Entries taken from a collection
++++++

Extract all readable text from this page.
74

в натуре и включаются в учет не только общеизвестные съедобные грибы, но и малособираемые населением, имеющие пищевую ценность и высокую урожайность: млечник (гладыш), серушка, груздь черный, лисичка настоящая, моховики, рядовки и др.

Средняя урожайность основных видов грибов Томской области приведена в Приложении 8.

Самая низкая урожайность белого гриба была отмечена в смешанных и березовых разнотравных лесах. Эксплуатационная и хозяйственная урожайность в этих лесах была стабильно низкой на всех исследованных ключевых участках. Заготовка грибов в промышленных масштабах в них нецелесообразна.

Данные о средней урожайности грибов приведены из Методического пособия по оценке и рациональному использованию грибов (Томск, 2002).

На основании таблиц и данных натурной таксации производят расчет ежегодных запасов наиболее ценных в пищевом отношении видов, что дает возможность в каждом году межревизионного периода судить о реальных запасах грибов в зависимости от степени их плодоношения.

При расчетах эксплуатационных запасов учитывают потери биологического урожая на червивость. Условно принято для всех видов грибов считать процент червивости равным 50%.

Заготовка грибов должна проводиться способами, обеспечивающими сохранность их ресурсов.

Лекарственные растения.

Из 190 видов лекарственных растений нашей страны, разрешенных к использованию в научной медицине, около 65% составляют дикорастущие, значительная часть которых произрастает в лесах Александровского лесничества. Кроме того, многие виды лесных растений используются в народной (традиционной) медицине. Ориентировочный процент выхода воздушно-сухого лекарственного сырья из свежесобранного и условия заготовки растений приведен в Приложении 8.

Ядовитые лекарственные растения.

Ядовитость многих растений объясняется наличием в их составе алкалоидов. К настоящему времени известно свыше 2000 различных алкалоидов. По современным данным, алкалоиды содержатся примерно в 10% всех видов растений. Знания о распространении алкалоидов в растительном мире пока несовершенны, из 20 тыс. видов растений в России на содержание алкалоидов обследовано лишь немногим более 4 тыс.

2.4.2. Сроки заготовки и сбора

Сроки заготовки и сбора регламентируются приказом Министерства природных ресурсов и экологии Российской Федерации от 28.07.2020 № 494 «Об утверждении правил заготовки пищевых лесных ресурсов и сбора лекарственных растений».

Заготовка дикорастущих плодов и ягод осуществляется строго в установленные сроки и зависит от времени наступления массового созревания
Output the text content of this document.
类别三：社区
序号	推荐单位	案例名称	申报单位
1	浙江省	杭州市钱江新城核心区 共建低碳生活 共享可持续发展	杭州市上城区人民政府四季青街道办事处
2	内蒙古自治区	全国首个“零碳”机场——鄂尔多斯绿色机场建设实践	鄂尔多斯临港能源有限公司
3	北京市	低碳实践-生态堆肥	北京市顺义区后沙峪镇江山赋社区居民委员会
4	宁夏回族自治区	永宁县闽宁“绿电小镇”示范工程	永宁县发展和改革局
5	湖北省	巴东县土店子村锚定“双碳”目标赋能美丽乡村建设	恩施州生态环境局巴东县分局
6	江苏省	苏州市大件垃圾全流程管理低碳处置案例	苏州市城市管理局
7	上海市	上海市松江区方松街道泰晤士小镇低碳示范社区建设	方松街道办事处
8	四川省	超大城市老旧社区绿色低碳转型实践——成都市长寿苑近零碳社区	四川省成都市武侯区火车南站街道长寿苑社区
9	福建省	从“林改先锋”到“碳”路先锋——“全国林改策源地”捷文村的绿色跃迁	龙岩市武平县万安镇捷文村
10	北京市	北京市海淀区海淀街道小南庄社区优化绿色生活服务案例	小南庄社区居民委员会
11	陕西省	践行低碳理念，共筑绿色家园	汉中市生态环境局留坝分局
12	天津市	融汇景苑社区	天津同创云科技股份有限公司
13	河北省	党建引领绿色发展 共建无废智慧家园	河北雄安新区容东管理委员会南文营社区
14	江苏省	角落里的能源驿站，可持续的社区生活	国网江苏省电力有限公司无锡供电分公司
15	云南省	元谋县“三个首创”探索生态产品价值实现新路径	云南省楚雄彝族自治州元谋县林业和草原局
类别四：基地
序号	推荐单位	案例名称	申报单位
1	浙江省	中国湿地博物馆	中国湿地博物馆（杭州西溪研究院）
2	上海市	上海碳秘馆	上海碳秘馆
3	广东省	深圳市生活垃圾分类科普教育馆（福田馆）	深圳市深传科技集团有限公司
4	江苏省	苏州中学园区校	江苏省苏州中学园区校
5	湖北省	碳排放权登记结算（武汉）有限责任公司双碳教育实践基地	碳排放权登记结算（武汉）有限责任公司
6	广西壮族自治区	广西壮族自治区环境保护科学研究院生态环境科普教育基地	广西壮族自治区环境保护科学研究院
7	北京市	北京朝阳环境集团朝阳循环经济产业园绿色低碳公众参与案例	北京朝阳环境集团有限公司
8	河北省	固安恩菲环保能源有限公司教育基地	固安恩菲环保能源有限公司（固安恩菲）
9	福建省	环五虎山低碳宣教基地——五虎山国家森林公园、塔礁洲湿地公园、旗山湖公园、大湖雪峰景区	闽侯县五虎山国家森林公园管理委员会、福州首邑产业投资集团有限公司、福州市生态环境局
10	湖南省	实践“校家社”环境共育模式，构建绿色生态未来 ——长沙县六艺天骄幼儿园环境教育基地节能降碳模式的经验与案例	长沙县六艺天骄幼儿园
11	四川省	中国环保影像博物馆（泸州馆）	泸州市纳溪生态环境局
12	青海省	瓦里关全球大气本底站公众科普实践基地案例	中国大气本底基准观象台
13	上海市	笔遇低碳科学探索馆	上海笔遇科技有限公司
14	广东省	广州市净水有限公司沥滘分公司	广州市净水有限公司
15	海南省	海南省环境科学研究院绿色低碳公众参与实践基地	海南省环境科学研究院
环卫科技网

++++++

§ **Instructions to follow**
The listing above must be transcribed exactly, line by line.

§ **Task response**
Extract all readable text from this page.
74

в натуре и включаются в учет не только общеизвестные съедобные грибы, но и малособираемые населением, имеющие пищевую ценность и высокую урожайность: млечник (гладыш), серушка, груздь черный, лисичка настоящая, моховики, рядовки и др.

Средняя урожайность основных видов грибов Томской области приведена в Приложении 8.

Самая низкая урожайность белого гриба была отмечена в смешанных и березовых разнотравных лесах. Эксплуатационная и хозяйственная урожайность в этих лесах была стабильно низкой на всех исследованных ключевых участках. Заготовка грибов в промышленных масштабах в них нецелесообразна.

Данные о средней урожайности грибов приведены из Методического пособия по оценке и рациональному использованию грибов (Томск, 2002).

На основании таблиц и данных натурной таксации производят расчет ежегодных запасов наиболее ценных в пищевом отношении видов, что дает возможность в каждом году межревизионного периода судить о реальных запасах грибов в зависимости от степени их плодоношения.

При расчетах эксплуатационных запасов учитывают потери биологического урожая на червивость. Условно принято для всех видов грибов считать процент червивости равным 50%.

Заготовка грибов должна проводиться способами, обеспечивающими сохранность их ресурсов.

Лекарственные растения.

Из 190 видов лекарственных растений нашей страны, разрешенных к использованию в научной медицине, около 65% составляют дикорастущие, значительная часть которых произрастает в лесах Александровского лесничества. Кроме того, многие виды лесных растений используются в народной (традиционной) медицине. Ориентировочный процент выхода воздушно-сухого лекарственного сырья из свежесобранного и условия заготовки растений приведен в Приложении 8.

Ядовитые лекарственные растения.

Ядовитость многих растений объясняется наличием в их составе алкалоидов. К настоящему времени известно свыше 2000 различных алкалоидов. По современным данным, алкалоиды содержатся примерно в 10% всех видов растений. Знания о распространении алкалоидов в растительном мире пока несовершенны, из 20 тыс. видов растений в России на содержание алкалоидов обследовано лишь немногим более 4 тыс.

2.4.2. Сроки заготовки и сбора

Сроки заготовки и сбора регламентируются приказом Министерства природных ресурсов и экологии Российской Федерации от 28.07.2020 № 494 «Об утверждении правил заготовки пищевых лесных ресурсов и сбора лекарственных растений».

Заготовка дикорастущих плодов и ягод осуществляется строго в установленные сроки и зависит от времени наступления массового созревания
Output the text content of this document.
类别三：社区
序号	推荐单位	案例名称	申报单位
1	浙江省	杭州市钱江新城核心区 共建低碳生活 共享可持续发展	杭州市上城区人民政府四季青街道办事处
2	内蒙古自治区	全国首个“零碳”机场——鄂尔多斯绿色机场建设实践	鄂尔多斯临港能源有限公司
3	北京市	低碳实践-生态堆肥	北京市顺义区后沙峪镇江山赋社区居民委员会
4	宁夏回族自治区	永宁县闽宁“绿电小镇”示范工程	永宁县发展和改革局
5	湖北省	巴东县土店子村锚定“双碳”目标赋能美丽乡村建设	恩施州生态环境局巴东县分局
6	江苏省	苏州市大件垃圾全流程管理低碳处置案例	苏州市城市管理局
7	上海市	上海市松江区方松街道泰晤士小镇低碳示范社区建设	方松街道办事处
8	四川省	超大城市老旧社区绿色低碳转型实践——成都市长寿苑近零碳社区	四川省成都市武侯区火车南站街道长寿苑社区
9	福建省	从“林改先锋”到“碳”路先锋——“全国林改策源地”捷文村的绿色跃迁	龙岩市武平县万安镇捷文村
10	北京市	北京市海淀区海淀街道小南庄社区优化绿色生活服务案例	小南庄社区居民委员会
11	陕西省	践行低碳理念，共筑绿色家园	汉中市生态环境局留坝分局
12	天津市	融汇景苑社区	天津同创云科技股份有限公司
13	河北省	党建引领绿色发展 共建无废智慧家园	河北雄安新区容东管理委员会南文营社区
14	江苏省	角落里的能源驿站，可持续的社区生活	国网江苏省电力有限公司无锡供电分公司
15	云南省	元谋县“三个首创”探索生态产品价值实现新路径	云南省楚雄彝族自治州元谋县林业和草原局
类别四：基地
序号	推荐单位	案例名称	申报单位
1	浙江省	中国湿地博物馆	中国湿地博物馆（杭州西溪研究院）
2	上海市	上海碳秘馆	上海碳秘馆
3	广东省	深圳市生活垃圾分类科普教育馆（福田馆）	深圳市深传科技集团有限公司
4	江苏省	苏州中学园区校	江苏省苏州中学园区校
5	湖北省	碳排放权登记结算（武汉）有限责任公司双碳教育实践基地	碳排放权登记结算（武汉）有限责任公司
6	广西壮族自治区	广西壮族自治区环境保护科学研究院生态环境科普教育基地	广西壮族自治区环境保护科学研究院
7	北京市	北京朝阳环境集团朝阳循环经济产业园绿色低碳公众参与案例	北京朝阳环境集团有限公司
8	河北省	固安恩菲环保能源有限公司教育基地	固安恩菲环保能源有限公司（固安恩菲）
9	福建省	环五虎山低碳宣教基地——五虎山国家森林公园、塔礁洲湿地公园、旗山湖公园、大湖雪峰景区	闽侯县五虎山国家森林公园管理委员会、福州首邑产业投资集团有限公司、福州市生态环境局
10	湖南省	实践“校家社”环境共育模式，构建绿色生态未来 ——长沙县六艺天骄幼儿园环境教育基地节能降碳模式的经验与案例	长沙县六艺天骄幼儿园
11	四川省	中国环保影像博物馆（泸州馆）	泸州市纳溪生态环境局
12	青海省	瓦里关全球大气本底站公众科普实践基地案例	中国大气本底基准观象台
13	上海市	笔遇低碳科学探索馆	上海笔遇科技有限公司
14	广东省	广州市净水有限公司沥滘分公司	广州市净水有限公司
15	海南省	海南省环境科学研究院绿色低碳公众参与实践基地	海南省环境科学研究院
环卫科技网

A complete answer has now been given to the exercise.